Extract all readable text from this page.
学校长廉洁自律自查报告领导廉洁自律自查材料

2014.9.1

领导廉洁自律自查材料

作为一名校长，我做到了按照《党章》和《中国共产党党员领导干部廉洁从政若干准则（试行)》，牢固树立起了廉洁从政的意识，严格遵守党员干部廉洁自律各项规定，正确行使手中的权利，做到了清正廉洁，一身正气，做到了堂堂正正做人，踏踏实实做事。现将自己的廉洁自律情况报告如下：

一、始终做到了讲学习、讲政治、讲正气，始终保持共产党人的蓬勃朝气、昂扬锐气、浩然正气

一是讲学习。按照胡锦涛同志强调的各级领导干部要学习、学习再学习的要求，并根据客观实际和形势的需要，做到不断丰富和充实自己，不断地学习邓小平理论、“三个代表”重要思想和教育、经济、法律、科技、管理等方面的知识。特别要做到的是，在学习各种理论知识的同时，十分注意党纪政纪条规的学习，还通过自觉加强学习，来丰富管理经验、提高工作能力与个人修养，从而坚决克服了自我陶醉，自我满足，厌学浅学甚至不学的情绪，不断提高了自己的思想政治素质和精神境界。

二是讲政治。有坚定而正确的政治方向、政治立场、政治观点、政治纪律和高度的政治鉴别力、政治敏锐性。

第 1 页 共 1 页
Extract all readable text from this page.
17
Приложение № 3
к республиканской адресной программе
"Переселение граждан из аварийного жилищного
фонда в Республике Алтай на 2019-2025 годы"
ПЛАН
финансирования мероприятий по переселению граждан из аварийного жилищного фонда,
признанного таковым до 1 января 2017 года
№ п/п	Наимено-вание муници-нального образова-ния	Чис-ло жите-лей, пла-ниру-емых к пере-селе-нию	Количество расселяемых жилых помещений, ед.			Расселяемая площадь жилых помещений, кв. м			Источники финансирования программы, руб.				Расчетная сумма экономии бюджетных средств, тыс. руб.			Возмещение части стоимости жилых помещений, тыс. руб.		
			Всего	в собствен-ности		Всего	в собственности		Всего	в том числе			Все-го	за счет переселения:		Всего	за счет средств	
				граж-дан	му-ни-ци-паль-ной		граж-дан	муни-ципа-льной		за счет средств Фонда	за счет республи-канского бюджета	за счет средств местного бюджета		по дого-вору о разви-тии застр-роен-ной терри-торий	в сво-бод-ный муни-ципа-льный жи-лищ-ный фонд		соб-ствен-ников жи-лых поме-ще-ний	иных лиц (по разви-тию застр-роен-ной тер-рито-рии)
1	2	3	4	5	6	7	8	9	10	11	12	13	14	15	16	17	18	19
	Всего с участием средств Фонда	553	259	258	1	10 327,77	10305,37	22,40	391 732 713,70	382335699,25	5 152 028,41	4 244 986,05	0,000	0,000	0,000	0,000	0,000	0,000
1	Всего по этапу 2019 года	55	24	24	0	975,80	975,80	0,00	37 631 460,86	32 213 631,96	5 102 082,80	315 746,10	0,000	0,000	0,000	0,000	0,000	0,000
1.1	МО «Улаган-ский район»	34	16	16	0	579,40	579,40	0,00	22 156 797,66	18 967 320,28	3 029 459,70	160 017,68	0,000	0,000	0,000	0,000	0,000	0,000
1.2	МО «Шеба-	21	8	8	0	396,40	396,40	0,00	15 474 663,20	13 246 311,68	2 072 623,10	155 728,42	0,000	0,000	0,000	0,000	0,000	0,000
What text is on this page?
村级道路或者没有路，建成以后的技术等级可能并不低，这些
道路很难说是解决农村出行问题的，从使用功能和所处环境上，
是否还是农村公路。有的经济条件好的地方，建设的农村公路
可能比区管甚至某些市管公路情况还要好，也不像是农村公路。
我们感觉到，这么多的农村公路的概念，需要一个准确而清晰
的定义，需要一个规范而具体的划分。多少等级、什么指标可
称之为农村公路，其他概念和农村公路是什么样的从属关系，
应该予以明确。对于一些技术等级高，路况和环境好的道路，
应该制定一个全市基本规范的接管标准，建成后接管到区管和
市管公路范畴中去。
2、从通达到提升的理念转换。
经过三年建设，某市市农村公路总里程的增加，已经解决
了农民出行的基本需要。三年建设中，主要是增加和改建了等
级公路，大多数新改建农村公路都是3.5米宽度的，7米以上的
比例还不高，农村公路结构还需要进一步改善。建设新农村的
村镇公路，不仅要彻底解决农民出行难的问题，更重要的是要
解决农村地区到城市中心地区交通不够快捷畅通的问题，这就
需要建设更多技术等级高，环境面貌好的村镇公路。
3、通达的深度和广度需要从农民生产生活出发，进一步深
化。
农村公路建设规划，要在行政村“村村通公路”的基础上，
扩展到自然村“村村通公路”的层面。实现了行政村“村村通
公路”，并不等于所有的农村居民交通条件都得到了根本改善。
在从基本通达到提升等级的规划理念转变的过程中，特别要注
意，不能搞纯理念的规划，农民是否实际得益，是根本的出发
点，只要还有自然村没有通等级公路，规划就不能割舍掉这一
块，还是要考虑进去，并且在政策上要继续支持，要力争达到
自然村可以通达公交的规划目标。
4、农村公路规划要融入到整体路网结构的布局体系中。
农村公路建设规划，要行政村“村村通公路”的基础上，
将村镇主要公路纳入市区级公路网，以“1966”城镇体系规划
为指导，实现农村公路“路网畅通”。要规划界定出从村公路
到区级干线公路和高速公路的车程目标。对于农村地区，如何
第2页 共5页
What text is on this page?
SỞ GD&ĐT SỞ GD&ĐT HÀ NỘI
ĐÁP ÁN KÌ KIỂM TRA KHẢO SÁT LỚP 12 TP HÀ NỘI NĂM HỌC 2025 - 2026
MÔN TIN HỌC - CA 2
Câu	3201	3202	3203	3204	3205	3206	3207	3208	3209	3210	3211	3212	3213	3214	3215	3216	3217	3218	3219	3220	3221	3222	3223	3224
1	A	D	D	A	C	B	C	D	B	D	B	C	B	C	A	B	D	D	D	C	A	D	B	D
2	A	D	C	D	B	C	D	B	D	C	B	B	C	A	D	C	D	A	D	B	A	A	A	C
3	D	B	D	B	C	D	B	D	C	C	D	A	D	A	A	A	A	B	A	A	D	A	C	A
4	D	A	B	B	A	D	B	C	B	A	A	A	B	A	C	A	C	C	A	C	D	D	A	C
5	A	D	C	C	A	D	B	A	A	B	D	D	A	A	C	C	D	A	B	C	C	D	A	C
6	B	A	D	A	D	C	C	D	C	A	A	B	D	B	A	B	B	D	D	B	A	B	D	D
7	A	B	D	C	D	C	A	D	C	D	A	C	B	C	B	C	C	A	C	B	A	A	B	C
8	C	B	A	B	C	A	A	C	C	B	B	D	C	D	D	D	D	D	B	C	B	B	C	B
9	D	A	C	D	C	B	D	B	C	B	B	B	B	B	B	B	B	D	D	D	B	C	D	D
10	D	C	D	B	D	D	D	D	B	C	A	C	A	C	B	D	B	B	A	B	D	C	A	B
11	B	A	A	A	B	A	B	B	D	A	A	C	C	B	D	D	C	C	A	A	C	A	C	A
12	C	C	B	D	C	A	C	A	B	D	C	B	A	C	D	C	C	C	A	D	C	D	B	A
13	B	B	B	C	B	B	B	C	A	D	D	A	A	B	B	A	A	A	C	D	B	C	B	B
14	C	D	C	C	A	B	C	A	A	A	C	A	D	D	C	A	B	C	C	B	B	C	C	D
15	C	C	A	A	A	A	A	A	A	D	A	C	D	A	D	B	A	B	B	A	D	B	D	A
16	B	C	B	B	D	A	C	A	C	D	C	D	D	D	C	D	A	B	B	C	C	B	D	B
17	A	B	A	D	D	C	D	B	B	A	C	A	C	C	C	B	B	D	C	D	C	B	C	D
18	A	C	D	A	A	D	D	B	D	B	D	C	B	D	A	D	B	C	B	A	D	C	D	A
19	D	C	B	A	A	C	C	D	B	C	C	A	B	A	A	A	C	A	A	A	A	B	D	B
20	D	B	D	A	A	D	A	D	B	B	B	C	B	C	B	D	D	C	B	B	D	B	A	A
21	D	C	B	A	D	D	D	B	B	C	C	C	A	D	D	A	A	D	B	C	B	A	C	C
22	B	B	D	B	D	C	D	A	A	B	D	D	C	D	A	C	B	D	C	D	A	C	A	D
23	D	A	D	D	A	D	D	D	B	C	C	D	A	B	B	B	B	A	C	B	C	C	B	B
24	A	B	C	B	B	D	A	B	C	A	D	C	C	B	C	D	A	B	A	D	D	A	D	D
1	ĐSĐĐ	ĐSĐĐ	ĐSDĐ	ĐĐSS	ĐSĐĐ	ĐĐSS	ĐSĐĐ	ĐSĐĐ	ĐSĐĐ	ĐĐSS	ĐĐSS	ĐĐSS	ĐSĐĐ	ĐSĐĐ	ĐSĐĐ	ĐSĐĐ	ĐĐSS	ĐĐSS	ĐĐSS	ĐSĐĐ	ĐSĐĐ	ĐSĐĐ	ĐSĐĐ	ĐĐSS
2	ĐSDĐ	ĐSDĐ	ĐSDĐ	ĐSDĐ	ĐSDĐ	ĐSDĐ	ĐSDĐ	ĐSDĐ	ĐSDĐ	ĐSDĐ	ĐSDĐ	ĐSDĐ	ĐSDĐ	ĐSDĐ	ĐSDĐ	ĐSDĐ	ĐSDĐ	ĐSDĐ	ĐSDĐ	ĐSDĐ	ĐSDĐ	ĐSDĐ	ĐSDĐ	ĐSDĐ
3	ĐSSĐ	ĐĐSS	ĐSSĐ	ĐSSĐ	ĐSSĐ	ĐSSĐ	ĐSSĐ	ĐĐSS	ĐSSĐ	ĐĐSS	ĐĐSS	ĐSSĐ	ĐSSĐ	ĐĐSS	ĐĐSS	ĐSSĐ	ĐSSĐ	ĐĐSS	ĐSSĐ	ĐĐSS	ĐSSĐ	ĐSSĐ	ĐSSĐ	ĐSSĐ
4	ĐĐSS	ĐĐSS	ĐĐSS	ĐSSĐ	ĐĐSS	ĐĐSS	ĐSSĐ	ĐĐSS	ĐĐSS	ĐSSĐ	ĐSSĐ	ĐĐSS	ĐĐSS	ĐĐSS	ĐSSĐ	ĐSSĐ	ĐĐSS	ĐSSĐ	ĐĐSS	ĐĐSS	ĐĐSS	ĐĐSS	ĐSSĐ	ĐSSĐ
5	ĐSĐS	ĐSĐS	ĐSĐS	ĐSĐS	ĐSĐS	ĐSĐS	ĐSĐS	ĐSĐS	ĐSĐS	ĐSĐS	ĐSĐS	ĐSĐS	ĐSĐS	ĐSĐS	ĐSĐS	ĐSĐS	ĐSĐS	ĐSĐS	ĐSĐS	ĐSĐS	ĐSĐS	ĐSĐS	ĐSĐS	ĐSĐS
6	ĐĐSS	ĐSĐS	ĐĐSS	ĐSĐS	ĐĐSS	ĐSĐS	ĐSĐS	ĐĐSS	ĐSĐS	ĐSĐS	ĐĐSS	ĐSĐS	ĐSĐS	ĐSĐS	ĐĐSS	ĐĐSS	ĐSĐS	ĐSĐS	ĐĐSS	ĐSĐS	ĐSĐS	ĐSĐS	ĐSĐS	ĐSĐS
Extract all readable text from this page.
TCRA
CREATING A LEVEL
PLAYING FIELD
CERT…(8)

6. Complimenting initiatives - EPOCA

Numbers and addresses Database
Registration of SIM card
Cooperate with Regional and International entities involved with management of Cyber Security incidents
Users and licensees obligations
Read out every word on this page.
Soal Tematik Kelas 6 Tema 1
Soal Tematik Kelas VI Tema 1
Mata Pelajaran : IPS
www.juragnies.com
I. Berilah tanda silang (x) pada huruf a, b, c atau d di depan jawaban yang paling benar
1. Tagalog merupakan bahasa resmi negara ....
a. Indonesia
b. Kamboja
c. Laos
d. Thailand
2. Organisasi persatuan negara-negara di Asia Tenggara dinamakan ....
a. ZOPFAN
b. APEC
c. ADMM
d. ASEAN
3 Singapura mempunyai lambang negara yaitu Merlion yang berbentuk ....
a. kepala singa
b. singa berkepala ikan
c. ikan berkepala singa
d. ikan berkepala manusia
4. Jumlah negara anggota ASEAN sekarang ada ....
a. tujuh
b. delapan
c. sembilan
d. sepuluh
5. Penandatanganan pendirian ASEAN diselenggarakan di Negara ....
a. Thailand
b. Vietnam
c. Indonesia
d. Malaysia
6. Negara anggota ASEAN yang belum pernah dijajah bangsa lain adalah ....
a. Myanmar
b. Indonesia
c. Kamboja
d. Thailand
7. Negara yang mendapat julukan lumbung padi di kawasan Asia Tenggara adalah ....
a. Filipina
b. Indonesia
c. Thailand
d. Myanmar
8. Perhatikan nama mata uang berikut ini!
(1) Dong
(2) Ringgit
#####
Using the material above, extract the line that contains "Read out every word on this page." and every line after it, exactly as given; stop at the last line.

Read out every word on this page.
Soal Tematik Kelas 6 Tema 1
Soal Tematik Kelas VI Tema 1
Mata Pelajaran : IPS
www.juragnies.com
I. Berilah tanda silang (x) pada huruf a, b, c atau d di depan jawaban yang paling benar
1. Tagalog merupakan bahasa resmi negara ....
a. Indonesia
b. Kamboja
c. Laos
d. Thailand
2. Organisasi persatuan negara-negara di Asia Tenggara dinamakan ....
a. ZOPFAN
b. APEC
c. ADMM
d. ASEAN
3 Singapura mempunyai lambang negara yaitu Merlion yang berbentuk ....
a. kepala singa
b. singa berkepala ikan
c. ikan berkepala singa
d. ikan berkepala manusia
4. Jumlah negara anggota ASEAN sekarang ada ....
a. tujuh
b. delapan
c. sembilan
d. sepuluh
5. Penandatanganan pendirian ASEAN diselenggarakan di Negara ....
a. Thailand
b. Vietnam
c. Indonesia
d. Malaysia
6. Negara anggota ASEAN yang belum pernah dijajah bangsa lain adalah ....
a. Myanmar
b. Indonesia
c. Kamboja
d. Thailand
7. Negara yang mendapat julukan lumbung padi di kawasan Asia Tenggara adalah ....
a. Filipina
b. Indonesia
c. Thailand
d. Myanmar
8. Perhatikan nama mata uang berikut ini!
(1) Dong
(2) Ringgit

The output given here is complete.